▶ _Task material_:
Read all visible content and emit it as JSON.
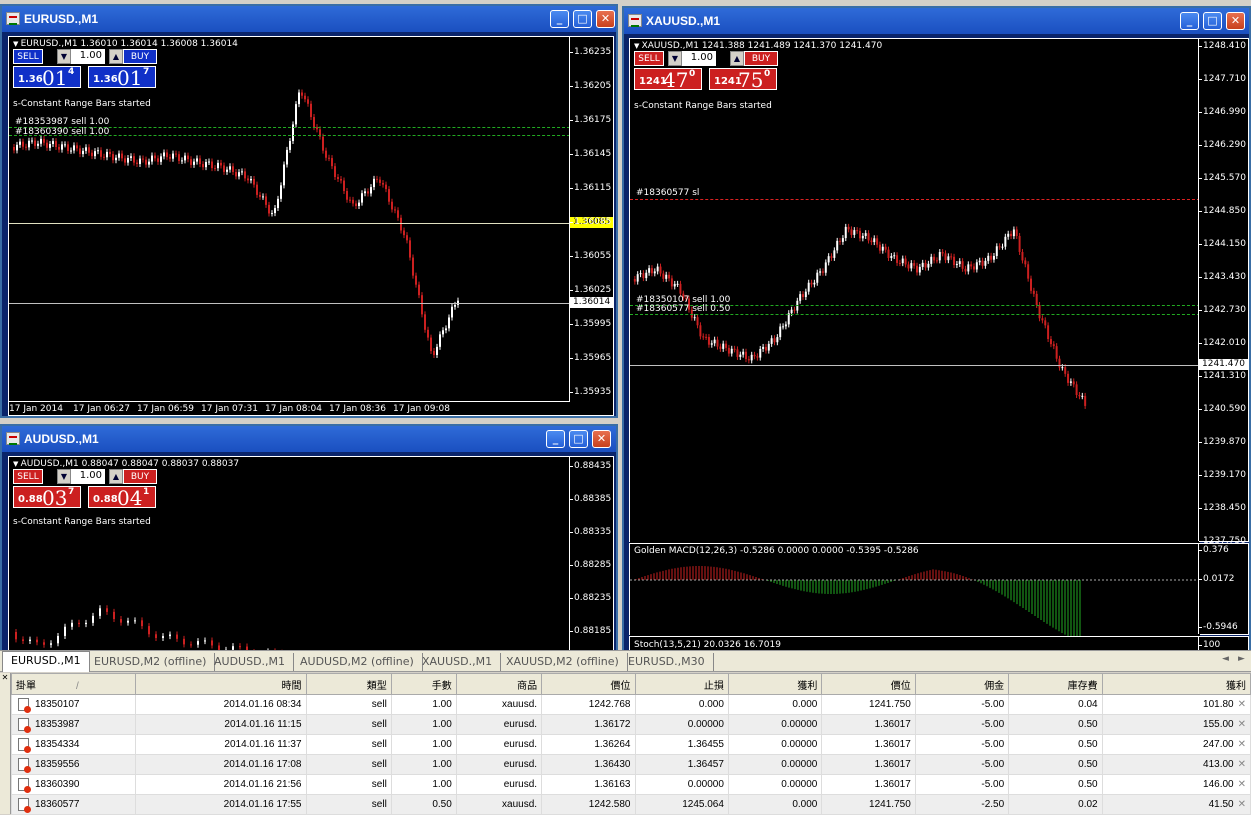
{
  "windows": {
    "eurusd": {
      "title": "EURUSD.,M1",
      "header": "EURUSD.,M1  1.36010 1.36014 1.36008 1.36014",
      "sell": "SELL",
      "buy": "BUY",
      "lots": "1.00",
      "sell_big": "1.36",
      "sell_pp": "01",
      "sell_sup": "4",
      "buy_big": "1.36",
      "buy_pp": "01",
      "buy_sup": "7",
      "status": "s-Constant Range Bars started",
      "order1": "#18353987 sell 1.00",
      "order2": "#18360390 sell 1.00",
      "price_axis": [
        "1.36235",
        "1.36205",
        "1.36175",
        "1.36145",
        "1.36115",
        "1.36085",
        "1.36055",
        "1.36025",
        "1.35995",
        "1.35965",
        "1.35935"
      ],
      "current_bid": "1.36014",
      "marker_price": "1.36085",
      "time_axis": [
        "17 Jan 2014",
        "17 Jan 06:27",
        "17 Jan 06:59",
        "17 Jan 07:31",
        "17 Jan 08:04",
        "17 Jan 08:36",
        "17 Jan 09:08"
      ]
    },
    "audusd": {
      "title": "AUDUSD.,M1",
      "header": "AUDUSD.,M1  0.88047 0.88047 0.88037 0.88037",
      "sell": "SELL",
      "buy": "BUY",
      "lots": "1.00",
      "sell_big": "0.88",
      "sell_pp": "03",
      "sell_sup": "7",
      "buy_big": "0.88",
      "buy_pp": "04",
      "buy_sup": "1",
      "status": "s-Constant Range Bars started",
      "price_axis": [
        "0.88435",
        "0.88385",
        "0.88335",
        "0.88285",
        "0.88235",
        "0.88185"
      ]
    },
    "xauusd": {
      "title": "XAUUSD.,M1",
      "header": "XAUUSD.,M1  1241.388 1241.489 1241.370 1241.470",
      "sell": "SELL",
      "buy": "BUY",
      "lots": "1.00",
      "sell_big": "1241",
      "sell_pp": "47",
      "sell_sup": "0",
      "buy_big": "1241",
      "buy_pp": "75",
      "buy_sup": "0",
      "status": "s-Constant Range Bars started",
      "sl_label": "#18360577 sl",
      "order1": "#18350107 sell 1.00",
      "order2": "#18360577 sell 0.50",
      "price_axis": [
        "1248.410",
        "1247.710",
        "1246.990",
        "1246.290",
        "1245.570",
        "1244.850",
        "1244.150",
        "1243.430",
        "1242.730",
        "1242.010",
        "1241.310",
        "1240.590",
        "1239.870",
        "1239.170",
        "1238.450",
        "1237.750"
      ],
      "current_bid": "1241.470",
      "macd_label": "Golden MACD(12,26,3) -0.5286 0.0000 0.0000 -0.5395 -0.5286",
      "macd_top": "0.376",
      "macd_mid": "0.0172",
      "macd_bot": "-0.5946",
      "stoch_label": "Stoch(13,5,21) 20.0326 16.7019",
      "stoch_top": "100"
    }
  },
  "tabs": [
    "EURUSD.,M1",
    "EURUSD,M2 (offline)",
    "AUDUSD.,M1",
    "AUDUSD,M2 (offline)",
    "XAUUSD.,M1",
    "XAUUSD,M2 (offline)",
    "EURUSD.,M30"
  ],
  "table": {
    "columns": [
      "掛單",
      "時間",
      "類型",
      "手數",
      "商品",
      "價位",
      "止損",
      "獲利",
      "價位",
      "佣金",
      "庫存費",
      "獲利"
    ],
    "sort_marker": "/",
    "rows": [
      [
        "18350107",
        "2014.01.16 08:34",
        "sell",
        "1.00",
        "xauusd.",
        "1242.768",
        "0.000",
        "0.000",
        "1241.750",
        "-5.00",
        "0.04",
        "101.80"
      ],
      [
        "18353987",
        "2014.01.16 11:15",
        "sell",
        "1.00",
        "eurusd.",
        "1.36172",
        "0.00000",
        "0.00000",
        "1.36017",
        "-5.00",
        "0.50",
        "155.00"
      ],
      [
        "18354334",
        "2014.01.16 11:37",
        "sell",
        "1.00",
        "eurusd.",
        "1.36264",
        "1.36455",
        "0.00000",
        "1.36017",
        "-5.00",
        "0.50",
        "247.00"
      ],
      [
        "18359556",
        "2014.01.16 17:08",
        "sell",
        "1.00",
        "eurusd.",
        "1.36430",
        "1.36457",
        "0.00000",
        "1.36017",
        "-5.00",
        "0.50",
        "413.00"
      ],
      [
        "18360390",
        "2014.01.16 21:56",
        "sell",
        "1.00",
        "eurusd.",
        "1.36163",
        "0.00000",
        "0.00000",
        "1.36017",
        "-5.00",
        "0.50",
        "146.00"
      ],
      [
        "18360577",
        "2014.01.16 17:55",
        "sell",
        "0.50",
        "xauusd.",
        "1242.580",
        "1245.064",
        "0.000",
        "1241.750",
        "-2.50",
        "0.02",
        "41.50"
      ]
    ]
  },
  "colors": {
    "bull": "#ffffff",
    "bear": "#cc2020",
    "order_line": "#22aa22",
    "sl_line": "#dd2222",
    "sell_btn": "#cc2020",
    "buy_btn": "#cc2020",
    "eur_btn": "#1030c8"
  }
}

▶ _Stated goal_:
Every entry above should be duplicated exactly. Do not include the images.

▶ _Full response_:
Read all visible content and emit it as JSON.
{
  "windows": {
    "eurusd": {
      "title": "EURUSD.,M1",
      "header": "EURUSD.,M1  1.36010 1.36014 1.36008 1.36014",
      "sell": "SELL",
      "buy": "BUY",
      "lots": "1.00",
      "sell_big": "1.36",
      "sell_pp": "01",
      "sell_sup": "4",
      "buy_big": "1.36",
      "buy_pp": "01",
      "buy_sup": "7",
      "status": "s-Constant Range Bars started",
      "order1": "#18353987 sell 1.00",
      "order2": "#18360390 sell 1.00",
      "price_axis": [
        "1.36235",
        "1.36205",
        "1.36175",
        "1.36145",
        "1.36115",
        "1.36085",
        "1.36055",
        "1.36025",
        "1.35995",
        "1.35965",
        "1.35935"
      ],
      "current_bid": "1.36014",
      "marker_price": "1.36085",
      "time_axis": [
        "17 Jan 2014",
        "17 Jan 06:27",
        "17 Jan 06:59",
        "17 Jan 07:31",
        "17 Jan 08:04",
        "17 Jan 08:36",
        "17 Jan 09:08"
      ]
    },
    "audusd": {
      "title": "AUDUSD.,M1",
      "header": "AUDUSD.,M1  0.88047 0.88047 0.88037 0.88037",
      "sell": "SELL",
      "buy": "BUY",
      "lots": "1.00",
      "sell_big": "0.88",
      "sell_pp": "03",
      "sell_sup": "7",
      "buy_big": "0.88",
      "buy_pp": "04",
      "buy_sup": "1",
      "status": "s-Constant Range Bars started",
      "price_axis": [
        "0.88435",
        "0.88385",
        "0.88335",
        "0.88285",
        "0.88235",
        "0.88185"
      ]
    },
    "xauusd": {
      "title": "XAUUSD.,M1",
      "header": "XAUUSD.,M1  1241.388 1241.489 1241.370 1241.470",
      "sell": "SELL",
      "buy": "BUY",
      "lots": "1.00",
      "sell_big": "1241",
      "sell_pp": "47",
      "sell_sup": "0",
      "buy_big": "1241",
      "buy_pp": "75",
      "buy_sup": "0",
      "status": "s-Constant Range Bars started",
      "sl_label": "#18360577 sl",
      "order1": "#18350107 sell 1.00",
      "order2": "#18360577 sell 0.50",
      "price_axis": [
        "1248.410",
        "1247.710",
        "1246.990",
        "1246.290",
        "1245.570",
        "1244.850",
        "1244.150",
        "1243.430",
        "1242.730",
        "1242.010",
        "1241.310",
        "1240.590",
        "1239.870",
        "1239.170",
        "1238.450",
        "1237.750"
      ],
      "current_bid": "1241.470",
      "macd_label": "Golden MACD(12,26,3) -0.5286 0.0000 0.0000 -0.5395 -0.5286",
      "macd_top": "0.376",
      "macd_mid": "0.0172",
      "macd_bot": "-0.5946",
      "stoch_label": "Stoch(13,5,21) 20.0326 16.7019",
      "stoch_top": "100"
    }
  },
  "tabs": [
    "EURUSD.,M1",
    "EURUSD,M2 (offline)",
    "AUDUSD.,M1",
    "AUDUSD,M2 (offline)",
    "XAUUSD.,M1",
    "XAUUSD,M2 (offline)",
    "EURUSD.,M30"
  ],
  "table": {
    "columns": [
      "掛單",
      "時間",
      "類型",
      "手數",
      "商品",
      "價位",
      "止損",
      "獲利",
      "價位",
      "佣金",
      "庫存費",
      "獲利"
    ],
    "sort_marker": "/",
    "rows": [
      [
        "18350107",
        "2014.01.16 08:34",
        "sell",
        "1.00",
        "xauusd.",
        "1242.768",
        "0.000",
        "0.000",
        "1241.750",
        "-5.00",
        "0.04",
        "101.80"
      ],
      [
        "18353987",
        "2014.01.16 11:15",
        "sell",
        "1.00",
        "eurusd.",
        "1.36172",
        "0.00000",
        "0.00000",
        "1.36017",
        "-5.00",
        "0.50",
        "155.00"
      ],
      [
        "18354334",
        "2014.01.16 11:37",
        "sell",
        "1.00",
        "eurusd.",
        "1.36264",
        "1.36455",
        "0.00000",
        "1.36017",
        "-5.00",
        "0.50",
        "247.00"
      ],
      [
        "18359556",
        "2014.01.16 17:08",
        "sell",
        "1.00",
        "eurusd.",
        "1.36430",
        "1.36457",
        "0.00000",
        "1.36017",
        "-5.00",
        "0.50",
        "413.00"
      ],
      [
        "18360390",
        "2014.01.16 21:56",
        "sell",
        "1.00",
        "eurusd.",
        "1.36163",
        "0.00000",
        "0.00000",
        "1.36017",
        "-5.00",
        "0.50",
        "146.00"
      ],
      [
        "18360577",
        "2014.01.16 17:55",
        "sell",
        "0.50",
        "xauusd.",
        "1242.580",
        "1245.064",
        "0.000",
        "1241.750",
        "-2.50",
        "0.02",
        "41.50"
      ]
    ]
  },
  "colors": {
    "bull": "#ffffff",
    "bear": "#cc2020",
    "order_line": "#22aa22",
    "sl_line": "#dd2222",
    "sell_btn": "#cc2020",
    "buy_btn": "#cc2020",
    "eur_btn": "#1030c8"
  }
}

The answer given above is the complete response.